> [Given records]
>>>

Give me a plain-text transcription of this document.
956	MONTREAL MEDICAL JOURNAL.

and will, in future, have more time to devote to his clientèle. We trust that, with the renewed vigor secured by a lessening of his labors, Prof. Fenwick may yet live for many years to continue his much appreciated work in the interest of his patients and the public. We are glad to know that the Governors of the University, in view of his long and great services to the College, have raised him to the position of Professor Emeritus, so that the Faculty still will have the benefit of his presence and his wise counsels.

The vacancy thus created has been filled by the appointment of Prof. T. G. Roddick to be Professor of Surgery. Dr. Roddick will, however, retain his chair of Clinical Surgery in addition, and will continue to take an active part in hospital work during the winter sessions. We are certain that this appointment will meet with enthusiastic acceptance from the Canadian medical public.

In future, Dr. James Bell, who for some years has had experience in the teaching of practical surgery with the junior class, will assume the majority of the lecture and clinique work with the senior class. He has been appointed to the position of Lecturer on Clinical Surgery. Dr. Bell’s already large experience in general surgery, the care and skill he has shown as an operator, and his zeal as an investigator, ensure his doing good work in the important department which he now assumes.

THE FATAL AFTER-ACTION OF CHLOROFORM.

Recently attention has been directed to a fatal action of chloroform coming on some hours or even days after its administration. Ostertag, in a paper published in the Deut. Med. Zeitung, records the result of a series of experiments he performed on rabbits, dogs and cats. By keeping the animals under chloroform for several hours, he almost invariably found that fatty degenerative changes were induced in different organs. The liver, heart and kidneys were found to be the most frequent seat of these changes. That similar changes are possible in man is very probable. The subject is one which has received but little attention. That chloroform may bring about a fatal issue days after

<<<

> [What is needed] Please output the full listing, keeping every character the same.

> [Response]
Give me a plain-text transcription of this document.
956	MONTREAL MEDICAL JOURNAL.

and will, in future, have more time to devote to his clientèle. We trust that, with the renewed vigor secured by a lessening of his labors, Prof. Fenwick may yet live for many years to continue his much appreciated work in the interest of his patients and the public. We are glad to know that the Governors of the University, in view of his long and great services to the College, have raised him to the position of Professor Emeritus, so that the Faculty still will have the benefit of his presence and his wise counsels.

The vacancy thus created has been filled by the appointment of Prof. T. G. Roddick to be Professor of Surgery. Dr. Roddick will, however, retain his chair of Clinical Surgery in addition, and will continue to take an active part in hospital work during the winter sessions. We are certain that this appointment will meet with enthusiastic acceptance from the Canadian medical public.

In future, Dr. James Bell, who for some years has had experience in the teaching of practical surgery with the junior class, will assume the majority of the lecture and clinique work with the senior class. He has been appointed to the position of Lecturer on Clinical Surgery. Dr. Bell’s already large experience in general surgery, the care and skill he has shown as an operator, and his zeal as an investigator, ensure his doing good work in the important department which he now assumes.

THE FATAL AFTER-ACTION OF CHLOROFORM.

Recently attention has been directed to a fatal action of chloroform coming on some hours or even days after its administration. Ostertag, in a paper published in the Deut. Med. Zeitung, records the result of a series of experiments he performed on rabbits, dogs and cats. By keeping the animals under chloroform for several hours, he almost invariably found that fatty degenerative changes were induced in different organs. The liver, heart and kidneys were found to be the most frequent seat of these changes. That similar changes are possible in man is very probable. The subject is one which has received but little attention. That chloroform may bring about a fatal issue days after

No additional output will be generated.